Task directions: Check every line below for the string "Beamten", and copy the lines that contain it.

Data for this task:
--------------------------------
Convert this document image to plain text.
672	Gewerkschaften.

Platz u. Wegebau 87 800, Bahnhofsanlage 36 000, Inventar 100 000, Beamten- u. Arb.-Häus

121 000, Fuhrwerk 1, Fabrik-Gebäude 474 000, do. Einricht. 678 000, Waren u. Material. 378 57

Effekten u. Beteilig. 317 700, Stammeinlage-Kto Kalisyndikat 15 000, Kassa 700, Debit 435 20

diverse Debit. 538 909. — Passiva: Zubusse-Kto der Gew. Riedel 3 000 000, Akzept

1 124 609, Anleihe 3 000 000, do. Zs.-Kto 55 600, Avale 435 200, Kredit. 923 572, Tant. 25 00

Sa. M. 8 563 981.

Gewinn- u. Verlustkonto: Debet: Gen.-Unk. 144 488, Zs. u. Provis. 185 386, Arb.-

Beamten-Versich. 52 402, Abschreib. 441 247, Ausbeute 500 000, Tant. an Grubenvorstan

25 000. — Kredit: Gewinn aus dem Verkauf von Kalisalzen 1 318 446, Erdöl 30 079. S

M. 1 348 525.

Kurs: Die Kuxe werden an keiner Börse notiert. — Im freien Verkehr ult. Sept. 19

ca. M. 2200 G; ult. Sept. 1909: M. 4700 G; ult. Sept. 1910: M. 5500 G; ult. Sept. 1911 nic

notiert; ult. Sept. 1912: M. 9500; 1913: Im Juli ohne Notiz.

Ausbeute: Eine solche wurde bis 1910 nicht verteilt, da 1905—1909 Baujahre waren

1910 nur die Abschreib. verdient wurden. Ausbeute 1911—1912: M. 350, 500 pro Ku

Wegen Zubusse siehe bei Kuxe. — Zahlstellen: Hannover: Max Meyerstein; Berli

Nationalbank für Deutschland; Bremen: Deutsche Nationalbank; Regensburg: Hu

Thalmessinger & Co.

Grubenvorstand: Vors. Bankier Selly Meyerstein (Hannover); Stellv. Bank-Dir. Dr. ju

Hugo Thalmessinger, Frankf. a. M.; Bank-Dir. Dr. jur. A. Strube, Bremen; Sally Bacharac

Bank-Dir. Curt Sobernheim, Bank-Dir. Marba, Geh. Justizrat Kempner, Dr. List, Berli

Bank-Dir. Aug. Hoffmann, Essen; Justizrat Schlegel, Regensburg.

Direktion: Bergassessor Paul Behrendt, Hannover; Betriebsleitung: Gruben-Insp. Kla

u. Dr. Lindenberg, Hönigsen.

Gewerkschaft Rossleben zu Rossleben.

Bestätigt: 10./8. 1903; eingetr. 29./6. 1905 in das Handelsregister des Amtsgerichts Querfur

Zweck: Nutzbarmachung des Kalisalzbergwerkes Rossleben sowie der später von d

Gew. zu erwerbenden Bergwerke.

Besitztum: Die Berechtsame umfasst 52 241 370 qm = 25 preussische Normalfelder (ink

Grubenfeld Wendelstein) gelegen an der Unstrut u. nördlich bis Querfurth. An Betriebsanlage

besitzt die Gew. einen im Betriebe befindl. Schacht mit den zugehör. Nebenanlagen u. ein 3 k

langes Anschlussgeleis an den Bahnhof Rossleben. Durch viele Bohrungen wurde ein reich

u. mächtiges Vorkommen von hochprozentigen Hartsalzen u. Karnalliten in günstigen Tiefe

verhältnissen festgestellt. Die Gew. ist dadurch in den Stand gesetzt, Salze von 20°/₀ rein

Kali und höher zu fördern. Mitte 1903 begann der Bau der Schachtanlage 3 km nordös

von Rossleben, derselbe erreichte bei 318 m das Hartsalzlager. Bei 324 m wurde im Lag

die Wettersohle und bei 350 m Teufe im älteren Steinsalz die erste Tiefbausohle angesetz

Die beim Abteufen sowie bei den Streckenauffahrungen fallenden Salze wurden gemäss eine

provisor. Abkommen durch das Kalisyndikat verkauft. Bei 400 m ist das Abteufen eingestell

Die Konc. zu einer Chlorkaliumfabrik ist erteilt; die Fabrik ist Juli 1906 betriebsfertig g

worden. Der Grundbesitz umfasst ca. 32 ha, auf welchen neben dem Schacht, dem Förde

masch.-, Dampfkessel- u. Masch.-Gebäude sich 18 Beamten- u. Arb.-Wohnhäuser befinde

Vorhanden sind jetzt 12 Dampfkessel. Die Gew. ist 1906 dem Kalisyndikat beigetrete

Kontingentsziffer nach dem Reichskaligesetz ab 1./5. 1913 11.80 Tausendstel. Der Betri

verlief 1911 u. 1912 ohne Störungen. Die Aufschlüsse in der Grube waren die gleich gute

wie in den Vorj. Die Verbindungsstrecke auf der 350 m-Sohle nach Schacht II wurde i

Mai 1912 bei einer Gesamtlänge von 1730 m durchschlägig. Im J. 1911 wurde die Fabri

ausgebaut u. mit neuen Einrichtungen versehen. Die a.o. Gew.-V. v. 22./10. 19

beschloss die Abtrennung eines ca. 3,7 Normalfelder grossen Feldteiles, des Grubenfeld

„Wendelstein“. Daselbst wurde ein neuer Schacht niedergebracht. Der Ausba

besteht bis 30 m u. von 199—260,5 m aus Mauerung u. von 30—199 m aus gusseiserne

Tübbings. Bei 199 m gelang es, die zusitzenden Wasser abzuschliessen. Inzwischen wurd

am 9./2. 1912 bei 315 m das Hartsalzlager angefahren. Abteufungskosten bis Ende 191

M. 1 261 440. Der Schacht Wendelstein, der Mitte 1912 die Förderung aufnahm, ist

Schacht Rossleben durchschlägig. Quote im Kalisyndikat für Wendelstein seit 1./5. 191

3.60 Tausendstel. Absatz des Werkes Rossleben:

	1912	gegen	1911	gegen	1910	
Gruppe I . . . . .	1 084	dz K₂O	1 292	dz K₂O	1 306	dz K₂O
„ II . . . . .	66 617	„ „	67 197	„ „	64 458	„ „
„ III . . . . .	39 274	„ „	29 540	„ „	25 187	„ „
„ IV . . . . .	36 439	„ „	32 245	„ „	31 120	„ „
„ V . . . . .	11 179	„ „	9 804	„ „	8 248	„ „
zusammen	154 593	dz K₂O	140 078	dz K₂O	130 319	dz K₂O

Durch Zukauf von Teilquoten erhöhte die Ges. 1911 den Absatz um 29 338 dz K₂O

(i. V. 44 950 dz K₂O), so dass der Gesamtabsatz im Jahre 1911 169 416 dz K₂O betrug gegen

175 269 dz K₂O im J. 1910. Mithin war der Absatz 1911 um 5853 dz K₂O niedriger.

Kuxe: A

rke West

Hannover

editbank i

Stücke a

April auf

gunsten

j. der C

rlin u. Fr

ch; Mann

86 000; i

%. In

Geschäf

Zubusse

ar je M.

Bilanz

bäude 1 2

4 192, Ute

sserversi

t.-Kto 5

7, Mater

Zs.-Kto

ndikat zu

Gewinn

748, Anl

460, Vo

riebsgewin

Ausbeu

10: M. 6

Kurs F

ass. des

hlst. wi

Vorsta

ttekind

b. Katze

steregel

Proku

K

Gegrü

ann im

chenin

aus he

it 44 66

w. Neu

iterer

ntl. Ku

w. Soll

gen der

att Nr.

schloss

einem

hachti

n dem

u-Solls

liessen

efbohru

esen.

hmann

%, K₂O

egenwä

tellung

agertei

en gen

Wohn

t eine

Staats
--------------------------------
Correct response:
Platz u. Wegebau 87 800, Bahnhofsanlage 36 000, Inventar 100 000, Beamten- u. Arb.-Häus
Beamten-Versich. 52 402, Abschreib. 441 247, Ausbeute 500 000, Tant. an Grubenvorstan
masch.-, Dampfkessel- u. Masch.-Gebäude sich 18 Beamten- u. Arb.-Wohnhäuser befinde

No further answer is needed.